*** Given records

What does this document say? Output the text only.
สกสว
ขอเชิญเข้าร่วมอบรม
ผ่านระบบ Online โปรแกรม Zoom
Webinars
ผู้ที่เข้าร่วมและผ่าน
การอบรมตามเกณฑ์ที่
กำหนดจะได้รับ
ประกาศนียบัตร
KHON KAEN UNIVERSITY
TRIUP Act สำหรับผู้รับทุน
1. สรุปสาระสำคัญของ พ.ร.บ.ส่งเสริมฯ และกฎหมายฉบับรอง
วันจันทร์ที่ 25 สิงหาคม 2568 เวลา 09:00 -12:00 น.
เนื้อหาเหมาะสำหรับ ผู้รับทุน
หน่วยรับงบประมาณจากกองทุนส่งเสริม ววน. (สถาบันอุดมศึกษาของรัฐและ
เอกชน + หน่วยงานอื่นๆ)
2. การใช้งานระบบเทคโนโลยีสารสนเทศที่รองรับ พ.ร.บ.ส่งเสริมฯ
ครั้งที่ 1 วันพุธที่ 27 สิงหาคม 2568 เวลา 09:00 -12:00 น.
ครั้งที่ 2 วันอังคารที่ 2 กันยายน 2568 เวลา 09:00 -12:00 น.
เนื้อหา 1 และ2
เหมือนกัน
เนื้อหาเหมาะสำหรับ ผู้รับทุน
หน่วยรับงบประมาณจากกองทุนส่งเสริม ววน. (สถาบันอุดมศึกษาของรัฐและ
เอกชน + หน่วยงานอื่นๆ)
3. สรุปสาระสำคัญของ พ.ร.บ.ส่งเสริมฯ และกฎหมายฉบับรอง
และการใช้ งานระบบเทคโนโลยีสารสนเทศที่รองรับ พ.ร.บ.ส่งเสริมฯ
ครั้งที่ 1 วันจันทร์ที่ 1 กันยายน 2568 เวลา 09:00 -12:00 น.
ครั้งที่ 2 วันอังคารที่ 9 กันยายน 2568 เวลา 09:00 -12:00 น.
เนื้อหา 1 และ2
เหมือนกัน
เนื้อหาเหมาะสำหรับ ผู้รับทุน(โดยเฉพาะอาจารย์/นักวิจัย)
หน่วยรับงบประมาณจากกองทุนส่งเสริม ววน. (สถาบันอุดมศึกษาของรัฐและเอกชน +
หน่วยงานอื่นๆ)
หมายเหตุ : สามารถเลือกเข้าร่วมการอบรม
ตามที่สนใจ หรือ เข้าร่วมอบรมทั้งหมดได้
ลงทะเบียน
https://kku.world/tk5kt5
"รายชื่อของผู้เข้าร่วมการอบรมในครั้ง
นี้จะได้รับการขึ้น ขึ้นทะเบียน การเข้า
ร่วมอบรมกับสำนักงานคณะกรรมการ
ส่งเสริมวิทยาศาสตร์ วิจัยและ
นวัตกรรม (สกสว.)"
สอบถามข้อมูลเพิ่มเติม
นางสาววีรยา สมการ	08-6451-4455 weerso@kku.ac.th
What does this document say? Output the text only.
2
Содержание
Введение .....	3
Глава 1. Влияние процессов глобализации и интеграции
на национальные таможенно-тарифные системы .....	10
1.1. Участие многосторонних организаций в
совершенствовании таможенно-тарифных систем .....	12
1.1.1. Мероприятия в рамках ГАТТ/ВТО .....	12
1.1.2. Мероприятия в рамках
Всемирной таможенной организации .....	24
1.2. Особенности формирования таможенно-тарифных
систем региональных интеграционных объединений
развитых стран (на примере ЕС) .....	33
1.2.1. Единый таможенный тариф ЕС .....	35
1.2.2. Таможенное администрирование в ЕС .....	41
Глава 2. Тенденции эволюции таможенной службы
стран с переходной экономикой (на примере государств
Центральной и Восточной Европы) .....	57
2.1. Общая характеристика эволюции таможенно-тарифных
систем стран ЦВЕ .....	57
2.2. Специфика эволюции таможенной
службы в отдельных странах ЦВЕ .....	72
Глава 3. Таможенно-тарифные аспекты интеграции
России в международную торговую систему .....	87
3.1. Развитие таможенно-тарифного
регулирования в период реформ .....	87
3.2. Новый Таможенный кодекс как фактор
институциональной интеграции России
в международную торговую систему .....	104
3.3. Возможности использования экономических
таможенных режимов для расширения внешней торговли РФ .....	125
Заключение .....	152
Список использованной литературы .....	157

******

## Exercise
Looking at the entries above, state how many lines contain "งหาคม"; give the number alone.

## Expected answer
2